▶ **Exercise aim**: Transcribe the listing in full, excluding any pictures.

### Data records

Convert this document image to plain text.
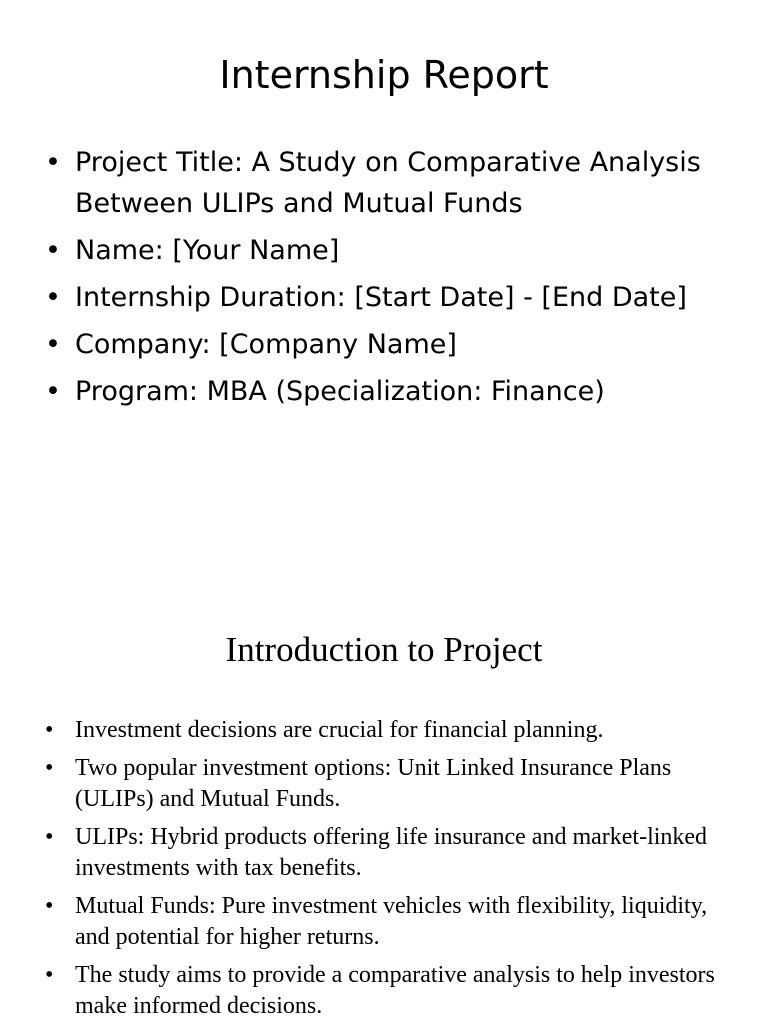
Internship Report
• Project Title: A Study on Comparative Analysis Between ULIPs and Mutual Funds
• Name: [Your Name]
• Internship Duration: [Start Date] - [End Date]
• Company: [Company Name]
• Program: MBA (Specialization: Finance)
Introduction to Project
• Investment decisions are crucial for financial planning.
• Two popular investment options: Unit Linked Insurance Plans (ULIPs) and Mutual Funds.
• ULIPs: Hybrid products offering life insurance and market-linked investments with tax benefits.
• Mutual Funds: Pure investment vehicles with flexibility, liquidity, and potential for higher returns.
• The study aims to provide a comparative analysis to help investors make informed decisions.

######

▶ **The reply**:
Convert this document image to plain text.
Internship Report
• Project Title: A Study on Comparative Analysis Between ULIPs and Mutual Funds
• Name: [Your Name]
• Internship Duration: [Start Date] - [End Date]
• Company: [Company Name]
• Program: MBA (Specialization: Finance)
Introduction to Project
• Investment decisions are crucial for financial planning.
• Two popular investment options: Unit Linked Insurance Plans (ULIPs) and Mutual Funds.
• ULIPs: Hybrid products offering life insurance and market-linked investments with tax benefits.
• Mutual Funds: Pure investment vehicles with flexibility, liquidity, and potential for higher returns.
• The study aims to provide a comparative analysis to help investors make informed decisions.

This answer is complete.